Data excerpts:

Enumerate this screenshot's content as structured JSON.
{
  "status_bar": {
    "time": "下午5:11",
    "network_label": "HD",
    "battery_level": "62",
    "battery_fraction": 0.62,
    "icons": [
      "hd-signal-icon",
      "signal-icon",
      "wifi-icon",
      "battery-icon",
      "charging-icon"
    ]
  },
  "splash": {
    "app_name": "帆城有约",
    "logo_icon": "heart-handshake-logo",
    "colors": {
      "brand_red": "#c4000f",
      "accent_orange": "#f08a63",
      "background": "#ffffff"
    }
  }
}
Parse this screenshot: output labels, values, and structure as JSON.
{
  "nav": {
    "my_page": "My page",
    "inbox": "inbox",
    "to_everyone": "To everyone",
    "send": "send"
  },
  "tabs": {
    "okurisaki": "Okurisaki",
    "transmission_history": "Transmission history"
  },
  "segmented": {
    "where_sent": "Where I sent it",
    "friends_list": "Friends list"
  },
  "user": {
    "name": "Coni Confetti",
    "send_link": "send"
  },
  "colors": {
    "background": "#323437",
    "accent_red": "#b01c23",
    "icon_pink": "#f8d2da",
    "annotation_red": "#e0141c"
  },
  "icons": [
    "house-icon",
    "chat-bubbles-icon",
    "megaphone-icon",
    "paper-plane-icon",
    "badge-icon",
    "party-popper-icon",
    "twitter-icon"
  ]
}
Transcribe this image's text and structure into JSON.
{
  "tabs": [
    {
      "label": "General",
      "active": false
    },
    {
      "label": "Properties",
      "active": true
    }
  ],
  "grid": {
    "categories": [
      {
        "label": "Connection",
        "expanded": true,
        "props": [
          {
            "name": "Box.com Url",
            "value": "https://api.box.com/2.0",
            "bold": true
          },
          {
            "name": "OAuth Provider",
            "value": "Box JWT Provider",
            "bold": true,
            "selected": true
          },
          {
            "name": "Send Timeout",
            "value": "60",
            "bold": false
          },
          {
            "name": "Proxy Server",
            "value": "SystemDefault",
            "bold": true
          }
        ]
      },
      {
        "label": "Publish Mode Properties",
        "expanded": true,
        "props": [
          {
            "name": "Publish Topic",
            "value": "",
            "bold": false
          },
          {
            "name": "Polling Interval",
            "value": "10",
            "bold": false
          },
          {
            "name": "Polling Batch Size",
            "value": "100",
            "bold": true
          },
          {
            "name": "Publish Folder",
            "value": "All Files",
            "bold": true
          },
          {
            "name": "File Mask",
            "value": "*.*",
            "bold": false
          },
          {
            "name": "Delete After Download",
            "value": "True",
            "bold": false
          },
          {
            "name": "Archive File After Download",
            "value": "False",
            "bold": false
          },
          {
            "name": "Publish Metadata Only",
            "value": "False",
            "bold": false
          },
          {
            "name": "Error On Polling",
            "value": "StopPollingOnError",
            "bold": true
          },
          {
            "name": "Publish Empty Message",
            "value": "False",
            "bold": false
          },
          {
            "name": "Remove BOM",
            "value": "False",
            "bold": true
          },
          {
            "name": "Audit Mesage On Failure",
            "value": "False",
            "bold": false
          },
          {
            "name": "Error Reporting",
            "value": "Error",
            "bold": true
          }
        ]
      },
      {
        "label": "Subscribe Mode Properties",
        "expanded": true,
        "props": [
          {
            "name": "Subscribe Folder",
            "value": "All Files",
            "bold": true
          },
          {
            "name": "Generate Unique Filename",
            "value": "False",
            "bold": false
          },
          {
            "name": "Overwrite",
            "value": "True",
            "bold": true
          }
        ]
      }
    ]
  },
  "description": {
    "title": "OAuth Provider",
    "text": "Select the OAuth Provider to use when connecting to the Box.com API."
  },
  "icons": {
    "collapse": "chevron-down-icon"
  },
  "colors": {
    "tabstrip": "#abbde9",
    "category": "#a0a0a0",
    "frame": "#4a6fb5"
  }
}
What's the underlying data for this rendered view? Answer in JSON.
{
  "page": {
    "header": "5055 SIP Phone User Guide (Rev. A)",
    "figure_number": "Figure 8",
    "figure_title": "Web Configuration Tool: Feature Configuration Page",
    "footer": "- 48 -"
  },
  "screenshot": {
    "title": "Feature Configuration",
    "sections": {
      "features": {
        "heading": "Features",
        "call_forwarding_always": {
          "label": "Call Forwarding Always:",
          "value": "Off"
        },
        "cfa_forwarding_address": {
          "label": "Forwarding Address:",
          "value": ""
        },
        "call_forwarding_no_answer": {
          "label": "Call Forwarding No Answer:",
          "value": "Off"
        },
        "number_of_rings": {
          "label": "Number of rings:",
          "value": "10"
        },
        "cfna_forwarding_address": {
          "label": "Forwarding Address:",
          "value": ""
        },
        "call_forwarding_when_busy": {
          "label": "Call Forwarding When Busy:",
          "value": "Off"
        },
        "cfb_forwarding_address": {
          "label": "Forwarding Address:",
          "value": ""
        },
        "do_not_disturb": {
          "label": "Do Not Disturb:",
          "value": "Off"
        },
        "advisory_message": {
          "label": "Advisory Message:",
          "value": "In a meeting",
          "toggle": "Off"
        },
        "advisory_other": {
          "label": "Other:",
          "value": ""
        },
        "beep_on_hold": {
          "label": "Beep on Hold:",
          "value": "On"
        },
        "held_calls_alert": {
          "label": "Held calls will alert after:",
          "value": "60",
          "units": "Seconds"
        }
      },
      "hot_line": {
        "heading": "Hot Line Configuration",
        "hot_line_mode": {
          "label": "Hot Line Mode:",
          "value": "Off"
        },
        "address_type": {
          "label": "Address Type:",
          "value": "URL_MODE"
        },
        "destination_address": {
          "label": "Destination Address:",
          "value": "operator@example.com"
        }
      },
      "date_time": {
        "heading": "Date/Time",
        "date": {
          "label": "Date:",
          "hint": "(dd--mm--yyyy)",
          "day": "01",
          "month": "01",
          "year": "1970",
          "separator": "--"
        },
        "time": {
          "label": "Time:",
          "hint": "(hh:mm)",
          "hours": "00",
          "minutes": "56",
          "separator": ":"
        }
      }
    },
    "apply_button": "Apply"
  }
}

Task description:
Repeat all the records. Match each line exactly.

In response:
Enumerate this screenshot's content as structured JSON.
{
  "status_bar": {
    "time": "下午5:11",
    "network_label": "HD",
    "battery_level": "62",
    "battery_fraction": 0.62,
    "icons": [
      "hd-signal-icon",
      "signal-icon",
      "wifi-icon",
      "battery-icon",
      "charging-icon"
    ]
  },
  "splash": {
    "app_name": "帆城有约",
    "logo_icon": "heart-handshake-logo",
    "colors": {
      "brand_red": "#c4000f",
      "accent_orange": "#f08a63",
      "background": "#ffffff"
    }
  }
}
Parse this screenshot: output labels, values, and structure as JSON.
{
  "nav": {
    "my_page": "My page",
    "inbox": "inbox",
    "to_everyone": "To everyone",
    "send": "send"
  },
  "tabs": {
    "okurisaki": "Okurisaki",
    "transmission_history": "Transmission history"
  },
  "segmented": {
    "where_sent": "Where I sent it",
    "friends_list": "Friends list"
  },
  "user": {
    "name": "Coni Confetti",
    "send_link": "send"
  },
  "colors": {
    "background": "#323437",
    "accent_red": "#b01c23",
    "icon_pink": "#f8d2da",
    "annotation_red": "#e0141c"
  },
  "icons": [
    "house-icon",
    "chat-bubbles-icon",
    "megaphone-icon",
    "paper-plane-icon",
    "badge-icon",
    "party-popper-icon",
    "twitter-icon"
  ]
}
Transcribe this image's text and structure into JSON.
{
  "tabs": [
    {
      "label": "General",
      "active": false
    },
    {
      "label": "Properties",
      "active": true
    }
  ],
  "grid": {
    "categories": [
      {
        "label": "Connection",
        "expanded": true,
        "props": [
          {
            "name": "Box.com Url",
            "value": "https://api.box.com/2.0",
            "bold": true
          },
          {
            "name": "OAuth Provider",
            "value": "Box JWT Provider",
            "bold": true,
            "selected": true
          },
          {
            "name": "Send Timeout",
            "value": "60",
            "bold": false
          },
          {
            "name": "Proxy Server",
            "value": "SystemDefault",
            "bold": true
          }
        ]
      },
      {
        "label": "Publish Mode Properties",
        "expanded": true,
        "props": [
          {
            "name": "Publish Topic",
            "value": "",
            "bold": false
          },
          {
            "name": "Polling Interval",
            "value": "10",
            "bold": false
          },
          {
            "name": "Polling Batch Size",
            "value": "100",
            "bold": true
          },
          {
            "name": "Publish Folder",
            "value": "All Files",
            "bold": true
          },
          {
            "name": "File Mask",
            "value": "*.*",
            "bold": false
          },
          {
            "name": "Delete After Download",
            "value": "True",
            "bold": false
          },
          {
            "name": "Archive File After Download",
            "value": "False",
            "bold": false
          },
          {
            "name": "Publish Metadata Only",
            "value": "False",
            "bold": false
          },
          {
            "name": "Error On Polling",
            "value": "StopPollingOnError",
            "bold": true
          },
          {
            "name": "Publish Empty Message",
            "value": "False",
            "bold": false
          },
          {
            "name": "Remove BOM",
            "value": "False",
            "bold": true
          },
          {
            "name": "Audit Mesage On Failure",
            "value": "False",
            "bold": false
          },
          {
            "name": "Error Reporting",
            "value": "Error",
            "bold": true
          }
        ]
      },
      {
        "label": "Subscribe Mode Properties",
        "expanded": true,
        "props": [
          {
            "name": "Subscribe Folder",
            "value": "All Files",
            "bold": true
          },
          {
            "name": "Generate Unique Filename",
            "value": "False",
            "bold": false
          },
          {
            "name": "Overwrite",
            "value": "True",
            "bold": true
          }
        ]
      }
    ]
  },
  "description": {
    "title": "OAuth Provider",
    "text": "Select the OAuth Provider to use when connecting to the Box.com API."
  },
  "icons": {
    "collapse": "chevron-down-icon"
  },
  "colors": {
    "tabstrip": "#abbde9",
    "category": "#a0a0a0",
    "frame": "#4a6fb5"
  }
}
What's the underlying data for this rendered view? Answer in JSON.
{
  "page": {
    "header": "5055 SIP Phone User Guide (Rev. A)",
    "figure_number": "Figure 8",
    "figure_title": "Web Configuration Tool: Feature Configuration Page",
    "footer": "- 48 -"
  },
  "screenshot": {
    "title": "Feature Configuration",
    "sections": {
      "features": {
        "heading": "Features",
        "call_forwarding_always": {
          "label": "Call Forwarding Always:",
          "value": "Off"
        },
        "cfa_forwarding_address": {
          "label": "Forwarding Address:",
          "value": ""
        },
        "call_forwarding_no_answer": {
          "label": "Call Forwarding No Answer:",
          "value": "Off"
        },
        "number_of_rings": {
          "label": "Number of rings:",
          "value": "10"
        },
        "cfna_forwarding_address": {
          "label": "Forwarding Address:",
          "value": ""
        },
        "call_forwarding_when_busy": {
          "label": "Call Forwarding When Busy:",
          "value": "Off"
        },
        "cfb_forwarding_address": {
          "label": "Forwarding Address:",
          "value": ""
        },
        "do_not_disturb": {
          "label": "Do Not Disturb:",
          "value": "Off"
        },
        "advisory_message": {
          "label": "Advisory Message:",
          "value": "In a meeting",
          "toggle": "Off"
        },
        "advisory_other": {
          "label": "Other:",
          "value": ""
        },
        "beep_on_hold": {
          "label": "Beep on Hold:",
          "value": "On"
        },
        "held_calls_alert": {
          "label": "Held calls will alert after:",
          "value": "60",
          "units": "Seconds"
        }
      },
      "hot_line": {
        "heading": "Hot Line Configuration",
        "hot_line_mode": {
          "label": "Hot Line Mode:",
          "value": "Off"
        },
        "address_type": {
          "label": "Address Type:",
          "value": "URL_MODE"
        },
        "destination_address": {
          "label": "Destination Address:",
          "value": "operator@example.com"
        }
      },
      "date_time": {
        "heading": "Date/Time",
        "date": {
          "label": "Date:",
          "hint": "(dd--mm--yyyy)",
          "day": "01",
          "month": "01",
          "year": "1970",
          "separator": "--"
        },
        "time": {
          "label": "Time:",
          "hint": "(hh:mm)",
          "hours": "00",
          "minutes": "56",
          "separator": ":"
        }
      }
    },
    "apply_button": "Apply"
  }
}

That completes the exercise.